**Saved data entries:**
[BEGIN]

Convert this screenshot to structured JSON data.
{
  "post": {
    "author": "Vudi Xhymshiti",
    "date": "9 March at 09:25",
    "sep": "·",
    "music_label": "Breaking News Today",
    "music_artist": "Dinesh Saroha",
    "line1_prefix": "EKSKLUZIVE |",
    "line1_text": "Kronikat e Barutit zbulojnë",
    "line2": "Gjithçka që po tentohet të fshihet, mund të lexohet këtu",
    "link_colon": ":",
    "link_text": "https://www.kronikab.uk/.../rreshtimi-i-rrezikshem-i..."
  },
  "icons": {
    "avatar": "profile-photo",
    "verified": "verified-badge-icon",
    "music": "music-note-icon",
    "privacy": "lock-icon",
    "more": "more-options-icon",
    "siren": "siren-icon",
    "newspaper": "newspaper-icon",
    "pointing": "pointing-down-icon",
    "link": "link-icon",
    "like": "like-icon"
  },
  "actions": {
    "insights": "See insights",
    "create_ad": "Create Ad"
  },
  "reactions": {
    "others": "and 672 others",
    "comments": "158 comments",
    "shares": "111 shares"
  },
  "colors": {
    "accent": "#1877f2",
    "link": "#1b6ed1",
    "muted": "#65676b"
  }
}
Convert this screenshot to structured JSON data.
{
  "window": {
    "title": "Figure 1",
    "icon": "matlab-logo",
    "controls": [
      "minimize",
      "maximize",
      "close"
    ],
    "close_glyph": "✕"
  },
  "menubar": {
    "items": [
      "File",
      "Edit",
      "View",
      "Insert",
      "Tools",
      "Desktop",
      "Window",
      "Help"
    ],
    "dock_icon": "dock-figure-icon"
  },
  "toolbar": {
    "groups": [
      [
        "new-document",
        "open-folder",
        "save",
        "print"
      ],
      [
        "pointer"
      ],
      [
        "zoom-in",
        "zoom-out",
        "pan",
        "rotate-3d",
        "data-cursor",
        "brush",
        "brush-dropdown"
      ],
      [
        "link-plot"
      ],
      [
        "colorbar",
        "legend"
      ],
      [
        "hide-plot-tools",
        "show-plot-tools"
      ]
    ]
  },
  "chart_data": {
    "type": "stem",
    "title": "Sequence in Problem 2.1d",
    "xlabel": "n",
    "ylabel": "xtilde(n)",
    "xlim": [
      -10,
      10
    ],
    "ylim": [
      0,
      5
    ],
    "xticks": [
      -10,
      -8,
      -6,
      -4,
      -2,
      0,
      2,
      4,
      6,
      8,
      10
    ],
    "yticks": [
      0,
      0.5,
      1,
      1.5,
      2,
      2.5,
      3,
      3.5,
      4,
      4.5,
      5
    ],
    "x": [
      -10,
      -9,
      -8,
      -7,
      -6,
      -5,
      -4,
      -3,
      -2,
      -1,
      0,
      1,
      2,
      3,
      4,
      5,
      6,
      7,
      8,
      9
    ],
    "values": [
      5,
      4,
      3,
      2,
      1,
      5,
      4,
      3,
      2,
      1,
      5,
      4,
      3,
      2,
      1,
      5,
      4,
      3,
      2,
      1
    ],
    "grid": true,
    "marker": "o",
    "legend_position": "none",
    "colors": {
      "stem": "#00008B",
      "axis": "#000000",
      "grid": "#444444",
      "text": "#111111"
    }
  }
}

[END]

Copy all lines of the material above where the string "title" occurs.

**Task answer:**
    "title": "Figure 1",
    "title": "Sequence in Problem 2.1d",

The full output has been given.